WORK TO BE COMPLETED:
Your task is to output the data exactly as it stands.

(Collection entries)
== == ==

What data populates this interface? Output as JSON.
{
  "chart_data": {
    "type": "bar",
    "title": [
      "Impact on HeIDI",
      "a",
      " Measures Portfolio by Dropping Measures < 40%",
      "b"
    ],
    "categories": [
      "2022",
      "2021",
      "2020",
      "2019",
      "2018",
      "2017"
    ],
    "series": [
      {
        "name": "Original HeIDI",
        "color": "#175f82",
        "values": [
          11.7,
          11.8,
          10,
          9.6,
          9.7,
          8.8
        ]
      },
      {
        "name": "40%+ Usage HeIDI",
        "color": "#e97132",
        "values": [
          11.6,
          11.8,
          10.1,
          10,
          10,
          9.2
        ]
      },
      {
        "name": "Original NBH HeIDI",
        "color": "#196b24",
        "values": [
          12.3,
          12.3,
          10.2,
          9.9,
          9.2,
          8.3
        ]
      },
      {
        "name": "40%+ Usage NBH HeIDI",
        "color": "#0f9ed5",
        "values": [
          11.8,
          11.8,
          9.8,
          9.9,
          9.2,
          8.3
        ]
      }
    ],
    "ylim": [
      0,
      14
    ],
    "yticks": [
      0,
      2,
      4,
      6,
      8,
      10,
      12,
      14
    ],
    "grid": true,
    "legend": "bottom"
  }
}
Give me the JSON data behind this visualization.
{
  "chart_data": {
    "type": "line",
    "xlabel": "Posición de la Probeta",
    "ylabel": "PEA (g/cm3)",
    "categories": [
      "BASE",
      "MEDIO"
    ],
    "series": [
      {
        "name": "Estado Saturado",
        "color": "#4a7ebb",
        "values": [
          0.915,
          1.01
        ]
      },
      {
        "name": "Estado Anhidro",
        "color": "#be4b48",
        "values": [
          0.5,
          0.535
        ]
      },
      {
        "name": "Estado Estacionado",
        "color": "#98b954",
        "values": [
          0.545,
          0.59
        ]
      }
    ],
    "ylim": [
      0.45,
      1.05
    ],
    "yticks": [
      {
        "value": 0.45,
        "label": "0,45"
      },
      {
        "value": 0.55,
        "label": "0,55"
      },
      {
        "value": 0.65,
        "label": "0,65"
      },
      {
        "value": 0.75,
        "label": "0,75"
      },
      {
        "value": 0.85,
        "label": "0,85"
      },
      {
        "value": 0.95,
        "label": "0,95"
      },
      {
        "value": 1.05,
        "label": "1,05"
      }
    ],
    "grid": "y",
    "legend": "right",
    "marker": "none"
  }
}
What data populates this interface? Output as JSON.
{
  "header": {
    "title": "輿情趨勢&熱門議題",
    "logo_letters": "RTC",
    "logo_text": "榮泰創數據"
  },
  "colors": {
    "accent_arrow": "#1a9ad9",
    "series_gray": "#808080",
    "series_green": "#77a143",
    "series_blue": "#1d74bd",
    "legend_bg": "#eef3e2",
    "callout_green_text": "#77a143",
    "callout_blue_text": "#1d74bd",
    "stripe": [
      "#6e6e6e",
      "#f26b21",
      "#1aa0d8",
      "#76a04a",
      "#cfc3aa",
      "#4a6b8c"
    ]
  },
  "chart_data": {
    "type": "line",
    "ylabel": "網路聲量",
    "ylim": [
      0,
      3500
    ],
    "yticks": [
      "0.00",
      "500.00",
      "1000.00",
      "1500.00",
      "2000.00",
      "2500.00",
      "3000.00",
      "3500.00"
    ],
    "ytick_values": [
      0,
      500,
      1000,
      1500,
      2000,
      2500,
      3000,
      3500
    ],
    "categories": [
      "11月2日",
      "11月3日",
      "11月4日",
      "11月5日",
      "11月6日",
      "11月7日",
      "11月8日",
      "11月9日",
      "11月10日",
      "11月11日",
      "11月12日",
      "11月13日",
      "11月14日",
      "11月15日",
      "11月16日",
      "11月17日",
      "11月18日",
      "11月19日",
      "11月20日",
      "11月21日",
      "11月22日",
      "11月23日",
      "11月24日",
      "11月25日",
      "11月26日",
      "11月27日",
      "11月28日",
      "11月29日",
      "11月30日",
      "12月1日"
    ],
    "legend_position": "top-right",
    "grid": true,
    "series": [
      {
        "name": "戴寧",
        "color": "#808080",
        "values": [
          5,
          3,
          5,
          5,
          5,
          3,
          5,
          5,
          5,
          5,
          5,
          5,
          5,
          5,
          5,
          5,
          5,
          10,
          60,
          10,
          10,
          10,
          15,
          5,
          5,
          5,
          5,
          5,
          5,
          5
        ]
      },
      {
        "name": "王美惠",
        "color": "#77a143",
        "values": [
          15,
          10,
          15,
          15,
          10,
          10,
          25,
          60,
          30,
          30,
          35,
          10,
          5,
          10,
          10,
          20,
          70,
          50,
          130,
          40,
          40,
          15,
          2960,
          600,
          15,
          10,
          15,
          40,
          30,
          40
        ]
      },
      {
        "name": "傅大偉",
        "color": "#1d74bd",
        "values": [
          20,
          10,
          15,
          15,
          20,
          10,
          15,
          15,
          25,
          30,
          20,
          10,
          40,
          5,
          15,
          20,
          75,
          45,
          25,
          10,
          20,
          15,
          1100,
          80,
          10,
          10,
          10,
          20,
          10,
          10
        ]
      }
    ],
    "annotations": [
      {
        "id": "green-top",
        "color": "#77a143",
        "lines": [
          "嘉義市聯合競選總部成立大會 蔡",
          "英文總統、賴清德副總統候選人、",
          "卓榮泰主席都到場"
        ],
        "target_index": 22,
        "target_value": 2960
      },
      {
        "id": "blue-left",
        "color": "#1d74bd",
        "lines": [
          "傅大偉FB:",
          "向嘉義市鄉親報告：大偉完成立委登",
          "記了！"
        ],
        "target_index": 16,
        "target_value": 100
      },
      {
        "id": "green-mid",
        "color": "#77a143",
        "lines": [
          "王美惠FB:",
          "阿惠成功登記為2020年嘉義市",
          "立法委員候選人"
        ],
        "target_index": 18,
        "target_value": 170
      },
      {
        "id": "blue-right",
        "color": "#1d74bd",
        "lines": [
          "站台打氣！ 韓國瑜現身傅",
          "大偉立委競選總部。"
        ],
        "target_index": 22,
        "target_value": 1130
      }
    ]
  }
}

== == ==

TASK SOLUTION:
What data populates this interface? Output as JSON.
{
  "chart_data": {
    "type": "bar",
    "title": [
      "Impact on HeIDI",
      "a",
      " Measures Portfolio by Dropping Measures < 40%",
      "b"
    ],
    "categories": [
      "2022",
      "2021",
      "2020",
      "2019",
      "2018",
      "2017"
    ],
    "series": [
      {
        "name": "Original HeIDI",
        "color": "#175f82",
        "values": [
          11.7,
          11.8,
          10,
          9.6,
          9.7,
          8.8
        ]
      },
      {
        "name": "40%+ Usage HeIDI",
        "color": "#e97132",
        "values": [
          11.6,
          11.8,
          10.1,
          10,
          10,
          9.2
        ]
      },
      {
        "name": "Original NBH HeIDI",
        "color": "#196b24",
        "values": [
          12.3,
          12.3,
          10.2,
          9.9,
          9.2,
          8.3
        ]
      },
      {
        "name": "40%+ Usage NBH HeIDI",
        "color": "#0f9ed5",
        "values": [
          11.8,
          11.8,
          9.8,
          9.9,
          9.2,
          8.3
        ]
      }
    ],
    "ylim": [
      0,
      14
    ],
    "yticks": [
      0,
      2,
      4,
      6,
      8,
      10,
      12,
      14
    ],
    "grid": true,
    "legend": "bottom"
  }
}
Give me the JSON data behind this visualization.
{
  "chart_data": {
    "type": "line",
    "xlabel": "Posición de la Probeta",
    "ylabel": "PEA (g/cm3)",
    "categories": [
      "BASE",
      "MEDIO"
    ],
    "series": [
      {
        "name": "Estado Saturado",
        "color": "#4a7ebb",
        "values": [
          0.915,
          1.01
        ]
      },
      {
        "name": "Estado Anhidro",
        "color": "#be4b48",
        "values": [
          0.5,
          0.535
        ]
      },
      {
        "name": "Estado Estacionado",
        "color": "#98b954",
        "values": [
          0.545,
          0.59
        ]
      }
    ],
    "ylim": [
      0.45,
      1.05
    ],
    "yticks": [
      {
        "value": 0.45,
        "label": "0,45"
      },
      {
        "value": 0.55,
        "label": "0,55"
      },
      {
        "value": 0.65,
        "label": "0,65"
      },
      {
        "value": 0.75,
        "label": "0,75"
      },
      {
        "value": 0.85,
        "label": "0,85"
      },
      {
        "value": 0.95,
        "label": "0,95"
      },
      {
        "value": 1.05,
        "label": "1,05"
      }
    ],
    "grid": "y",
    "legend": "right",
    "marker": "none"
  }
}
What data populates this interface? Output as JSON.
{
  "header": {
    "title": "輿情趨勢&熱門議題",
    "logo_letters": "RTC",
    "logo_text": "榮泰創數據"
  },
  "colors": {
    "accent_arrow": "#1a9ad9",
    "series_gray": "#808080",
    "series_green": "#77a143",
    "series_blue": "#1d74bd",
    "legend_bg": "#eef3e2",
    "callout_green_text": "#77a143",
    "callout_blue_text": "#1d74bd",
    "stripe": [
      "#6e6e6e",
      "#f26b21",
      "#1aa0d8",
      "#76a04a",
      "#cfc3aa",
      "#4a6b8c"
    ]
  },
  "chart_data": {
    "type": "line",
    "ylabel": "網路聲量",
    "ylim": [
      0,
      3500
    ],
    "yticks": [
      "0.00",
      "500.00",
      "1000.00",
      "1500.00",
      "2000.00",
      "2500.00",
      "3000.00",
      "3500.00"
    ],
    "ytick_values": [
      0,
      500,
      1000,
      1500,
      2000,
      2500,
      3000,
      3500
    ],
    "categories": [
      "11月2日",
      "11月3日",
      "11月4日",
      "11月5日",
      "11月6日",
      "11月7日",
      "11月8日",
      "11月9日",
      "11月10日",
      "11月11日",
      "11月12日",
      "11月13日",
      "11月14日",
      "11月15日",
      "11月16日",
      "11月17日",
      "11月18日",
      "11月19日",
      "11月20日",
      "11月21日",
      "11月22日",
      "11月23日",
      "11月24日",
      "11月25日",
      "11月26日",
      "11月27日",
      "11月28日",
      "11月29日",
      "11月30日",
      "12月1日"
    ],
    "legend_position": "top-right",
    "grid": true,
    "series": [
      {
        "name": "戴寧",
        "color": "#808080",
        "values": [
          5,
          3,
          5,
          5,
          5,
          3,
          5,
          5,
          5,
          5,
          5,
          5,
          5,
          5,
          5,
          5,
          5,
          10,
          60,
          10,
          10,
          10,
          15,
          5,
          5,
          5,
          5,
          5,
          5,
          5
        ]
      },
      {
        "name": "王美惠",
        "color": "#77a143",
        "values": [
          15,
          10,
          15,
          15,
          10,
          10,
          25,
          60,
          30,
          30,
          35,
          10,
          5,
          10,
          10,
          20,
          70,
          50,
          130,
          40,
          40,
          15,
          2960,
          600,
          15,
          10,
          15,
          40,
          30,
          40
        ]
      },
      {
        "name": "傅大偉",
        "color": "#1d74bd",
        "values": [
          20,
          10,
          15,
          15,
          20,
          10,
          15,
          15,
          25,
          30,
          20,
          10,
          40,
          5,
          15,
          20,
          75,
          45,
          25,
          10,
          20,
          15,
          1100,
          80,
          10,
          10,
          10,
          20,
          10,
          10
        ]
      }
    ],
    "annotations": [
      {
        "id": "green-top",
        "color": "#77a143",
        "lines": [
          "嘉義市聯合競選總部成立大會 蔡",
          "英文總統、賴清德副總統候選人、",
          "卓榮泰主席都到場"
        ],
        "target_index": 22,
        "target_value": 2960
      },
      {
        "id": "blue-left",
        "color": "#1d74bd",
        "lines": [
          "傅大偉FB:",
          "向嘉義市鄉親報告：大偉完成立委登",
          "記了！"
        ],
        "target_index": 16,
        "target_value": 100
      },
      {
        "id": "green-mid",
        "color": "#77a143",
        "lines": [
          "王美惠FB:",
          "阿惠成功登記為2020年嘉義市",
          "立法委員候選人"
        ],
        "target_index": 18,
        "target_value": 170
      },
      {
        "id": "blue-right",
        "color": "#1d74bd",
        "lines": [
          "站台打氣！ 韓國瑜現身傅",
          "大偉立委競選總部。"
        ],
        "target_index": 22,
        "target_value": 1130
      }
    ]
  }
}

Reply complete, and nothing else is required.